What the exercise asks: Write out each line from the data below that includes the word "traducir".

Supplied records:
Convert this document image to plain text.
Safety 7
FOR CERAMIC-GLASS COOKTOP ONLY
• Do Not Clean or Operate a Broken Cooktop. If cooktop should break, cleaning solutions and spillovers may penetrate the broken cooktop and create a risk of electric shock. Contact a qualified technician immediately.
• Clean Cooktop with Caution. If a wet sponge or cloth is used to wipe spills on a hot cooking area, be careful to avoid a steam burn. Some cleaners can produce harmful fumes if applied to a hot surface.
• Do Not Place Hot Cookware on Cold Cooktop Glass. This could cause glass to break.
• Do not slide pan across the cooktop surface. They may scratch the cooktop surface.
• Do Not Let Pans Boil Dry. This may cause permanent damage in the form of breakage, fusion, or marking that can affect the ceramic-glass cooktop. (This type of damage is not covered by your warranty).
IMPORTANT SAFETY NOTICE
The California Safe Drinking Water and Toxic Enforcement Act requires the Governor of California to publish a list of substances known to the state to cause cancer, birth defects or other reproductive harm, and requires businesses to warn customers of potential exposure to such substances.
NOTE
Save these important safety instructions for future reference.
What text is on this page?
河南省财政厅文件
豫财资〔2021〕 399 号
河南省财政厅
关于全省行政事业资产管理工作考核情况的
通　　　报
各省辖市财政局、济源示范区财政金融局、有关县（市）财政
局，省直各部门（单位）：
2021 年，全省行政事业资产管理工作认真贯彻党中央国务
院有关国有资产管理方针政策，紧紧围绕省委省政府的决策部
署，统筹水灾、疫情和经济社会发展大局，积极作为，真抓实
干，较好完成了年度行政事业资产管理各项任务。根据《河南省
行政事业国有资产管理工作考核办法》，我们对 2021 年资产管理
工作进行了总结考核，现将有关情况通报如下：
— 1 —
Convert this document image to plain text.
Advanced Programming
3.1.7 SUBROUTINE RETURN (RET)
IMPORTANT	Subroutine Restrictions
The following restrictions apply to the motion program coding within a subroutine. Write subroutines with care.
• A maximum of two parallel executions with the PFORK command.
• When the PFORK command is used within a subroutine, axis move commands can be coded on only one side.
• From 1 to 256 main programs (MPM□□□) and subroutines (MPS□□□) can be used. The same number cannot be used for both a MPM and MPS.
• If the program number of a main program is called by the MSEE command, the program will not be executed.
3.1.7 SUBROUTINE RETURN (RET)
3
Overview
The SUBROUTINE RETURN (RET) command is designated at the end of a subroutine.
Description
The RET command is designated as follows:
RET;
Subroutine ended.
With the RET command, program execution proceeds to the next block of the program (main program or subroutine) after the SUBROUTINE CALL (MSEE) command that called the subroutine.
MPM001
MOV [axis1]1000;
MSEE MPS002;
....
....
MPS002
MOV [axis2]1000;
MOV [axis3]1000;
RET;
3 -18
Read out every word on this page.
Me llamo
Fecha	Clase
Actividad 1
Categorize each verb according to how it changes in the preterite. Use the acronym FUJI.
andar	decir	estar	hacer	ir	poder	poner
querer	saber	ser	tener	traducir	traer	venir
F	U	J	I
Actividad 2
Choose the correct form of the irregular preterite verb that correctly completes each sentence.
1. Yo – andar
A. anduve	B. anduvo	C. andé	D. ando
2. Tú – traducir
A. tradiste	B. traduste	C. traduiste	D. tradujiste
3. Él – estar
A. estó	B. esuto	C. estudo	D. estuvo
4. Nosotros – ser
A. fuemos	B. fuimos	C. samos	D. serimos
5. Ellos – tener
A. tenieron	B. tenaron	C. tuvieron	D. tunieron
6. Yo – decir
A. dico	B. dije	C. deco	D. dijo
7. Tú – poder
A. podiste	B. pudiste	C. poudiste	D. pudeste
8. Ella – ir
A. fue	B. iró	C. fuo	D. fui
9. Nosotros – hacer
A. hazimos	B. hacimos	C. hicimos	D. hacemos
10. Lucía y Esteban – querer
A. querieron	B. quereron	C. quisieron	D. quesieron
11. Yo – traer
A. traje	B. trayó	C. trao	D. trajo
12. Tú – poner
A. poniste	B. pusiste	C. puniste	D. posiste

Completed exercise:
querer	saber	ser	tener	traducir	traer	venir
2. Tú – traducir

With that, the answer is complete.